**Work to complete**
Copy each entry as it stands, leaving nothing out.
Begin Data for this task
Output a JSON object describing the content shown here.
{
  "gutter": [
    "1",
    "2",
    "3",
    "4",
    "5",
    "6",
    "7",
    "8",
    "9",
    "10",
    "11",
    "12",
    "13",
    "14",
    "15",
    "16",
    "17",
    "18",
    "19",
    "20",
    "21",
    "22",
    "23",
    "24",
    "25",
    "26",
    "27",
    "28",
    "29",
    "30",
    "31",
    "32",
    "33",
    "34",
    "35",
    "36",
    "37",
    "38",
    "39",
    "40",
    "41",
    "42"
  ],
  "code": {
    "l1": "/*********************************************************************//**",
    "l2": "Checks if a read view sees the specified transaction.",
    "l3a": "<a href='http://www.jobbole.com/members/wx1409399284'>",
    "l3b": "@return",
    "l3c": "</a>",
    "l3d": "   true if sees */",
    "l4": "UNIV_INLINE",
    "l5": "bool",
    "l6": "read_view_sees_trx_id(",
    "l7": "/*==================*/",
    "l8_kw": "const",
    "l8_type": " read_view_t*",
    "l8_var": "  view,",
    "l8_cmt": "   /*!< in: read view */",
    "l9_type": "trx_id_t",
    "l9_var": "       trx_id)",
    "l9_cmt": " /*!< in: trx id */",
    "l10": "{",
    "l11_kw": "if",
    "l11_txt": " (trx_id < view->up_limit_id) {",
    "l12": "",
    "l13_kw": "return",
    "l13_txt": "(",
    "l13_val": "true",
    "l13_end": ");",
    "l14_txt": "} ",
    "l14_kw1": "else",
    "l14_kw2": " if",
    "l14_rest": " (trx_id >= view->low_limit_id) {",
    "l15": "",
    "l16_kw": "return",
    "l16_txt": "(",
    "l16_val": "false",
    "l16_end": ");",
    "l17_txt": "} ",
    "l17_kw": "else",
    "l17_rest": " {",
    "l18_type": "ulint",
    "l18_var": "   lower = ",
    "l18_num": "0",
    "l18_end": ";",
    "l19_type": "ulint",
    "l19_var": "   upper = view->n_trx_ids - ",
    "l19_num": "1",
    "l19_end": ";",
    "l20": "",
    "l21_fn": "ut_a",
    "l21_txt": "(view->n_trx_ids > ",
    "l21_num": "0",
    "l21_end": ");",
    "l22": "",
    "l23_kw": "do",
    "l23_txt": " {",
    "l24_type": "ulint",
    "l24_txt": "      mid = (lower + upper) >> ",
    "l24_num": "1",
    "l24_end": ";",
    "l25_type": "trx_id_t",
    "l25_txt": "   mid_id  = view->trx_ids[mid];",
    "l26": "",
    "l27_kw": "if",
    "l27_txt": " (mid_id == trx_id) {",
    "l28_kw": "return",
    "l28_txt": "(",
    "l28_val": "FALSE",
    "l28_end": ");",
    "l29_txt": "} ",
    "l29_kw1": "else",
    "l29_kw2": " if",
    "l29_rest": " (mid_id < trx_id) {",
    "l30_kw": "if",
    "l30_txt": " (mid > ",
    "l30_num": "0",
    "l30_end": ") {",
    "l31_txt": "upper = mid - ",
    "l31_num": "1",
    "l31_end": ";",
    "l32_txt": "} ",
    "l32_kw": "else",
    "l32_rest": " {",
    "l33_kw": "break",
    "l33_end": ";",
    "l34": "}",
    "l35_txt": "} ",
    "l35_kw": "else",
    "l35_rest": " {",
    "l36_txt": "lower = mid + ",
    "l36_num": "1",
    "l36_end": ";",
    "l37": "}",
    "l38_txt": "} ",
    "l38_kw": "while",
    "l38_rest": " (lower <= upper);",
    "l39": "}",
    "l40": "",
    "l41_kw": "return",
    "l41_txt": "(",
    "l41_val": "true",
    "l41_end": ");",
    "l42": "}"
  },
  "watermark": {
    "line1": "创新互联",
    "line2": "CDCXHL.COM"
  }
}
End Data for this task
**Output for this task**
Output a JSON object describing the content shown here.
{
  "gutter": [
    "1",
    "2",
    "3",
    "4",
    "5",
    "6",
    "7",
    "8",
    "9",
    "10",
    "11",
    "12",
    "13",
    "14",
    "15",
    "16",
    "17",
    "18",
    "19",
    "20",
    "21",
    "22",
    "23",
    "24",
    "25",
    "26",
    "27",
    "28",
    "29",
    "30",
    "31",
    "32",
    "33",
    "34",
    "35",
    "36",
    "37",
    "38",
    "39",
    "40",
    "41",
    "42"
  ],
  "code": {
    "l1": "/*********************************************************************//**",
    "l2": "Checks if a read view sees the specified transaction.",
    "l3a": "<a href='http://www.jobbole.com/members/wx1409399284'>",
    "l3b": "@return",
    "l3c": "</a>",
    "l3d": "   true if sees */",
    "l4": "UNIV_INLINE",
    "l5": "bool",
    "l6": "read_view_sees_trx_id(",
    "l7": "/*==================*/",
    "l8_kw": "const",
    "l8_type": " read_view_t*",
    "l8_var": "  view,",
    "l8_cmt": "   /*!< in: read view */",
    "l9_type": "trx_id_t",
    "l9_var": "       trx_id)",
    "l9_cmt": " /*!< in: trx id */",
    "l10": "{",
    "l11_kw": "if",
    "l11_txt": " (trx_id < view->up_limit_id) {",
    "l12": "",
    "l13_kw": "return",
    "l13_txt": "(",
    "l13_val": "true",
    "l13_end": ");",
    "l14_txt": "} ",
    "l14_kw1": "else",
    "l14_kw2": " if",
    "l14_rest": " (trx_id >= view->low_limit_id) {",
    "l15": "",
    "l16_kw": "return",
    "l16_txt": "(",
    "l16_val": "false",
    "l16_end": ");",
    "l17_txt": "} ",
    "l17_kw": "else",
    "l17_rest": " {",
    "l18_type": "ulint",
    "l18_var": "   lower = ",
    "l18_num": "0",
    "l18_end": ";",
    "l19_type": "ulint",
    "l19_var": "   upper = view->n_trx_ids - ",
    "l19_num": "1",
    "l19_end": ";",
    "l20": "",
    "l21_fn": "ut_a",
    "l21_txt": "(view->n_trx_ids > ",
    "l21_num": "0",
    "l21_end": ");",
    "l22": "",
    "l23_kw": "do",
    "l23_txt": " {",
    "l24_type": "ulint",
    "l24_txt": "      mid = (lower + upper) >> ",
    "l24_num": "1",
    "l24_end": ";",
    "l25_type": "trx_id_t",
    "l25_txt": "   mid_id  = view->trx_ids[mid];",
    "l26": "",
    "l27_kw": "if",
    "l27_txt": " (mid_id == trx_id) {",
    "l28_kw": "return",
    "l28_txt": "(",
    "l28_val": "FALSE",
    "l28_end": ");",
    "l29_txt": "} ",
    "l29_kw1": "else",
    "l29_kw2": " if",
    "l29_rest": " (mid_id < trx_id) {",
    "l30_kw": "if",
    "l30_txt": " (mid > ",
    "l30_num": "0",
    "l30_end": ") {",
    "l31_txt": "upper = mid - ",
    "l31_num": "1",
    "l31_end": ";",
    "l32_txt": "} ",
    "l32_kw": "else",
    "l32_rest": " {",
    "l33_kw": "break",
    "l33_end": ";",
    "l34": "}",
    "l35_txt": "} ",
    "l35_kw": "else",
    "l35_rest": " {",
    "l36_txt": "lower = mid + ",
    "l36_num": "1",
    "l36_end": ";",
    "l37": "}",
    "l38_txt": "} ",
    "l38_kw": "while",
    "l38_rest": " (lower <= upper);",
    "l39": "}",
    "l40": "",
    "l41_kw": "return",
    "l41_txt": "(",
    "l41_val": "true",
    "l41_end": ");",
    "l42": "}"
  },
  "watermark": {
    "line1": "创新互联",
    "line2": "CDCXHL.COM"
  }
}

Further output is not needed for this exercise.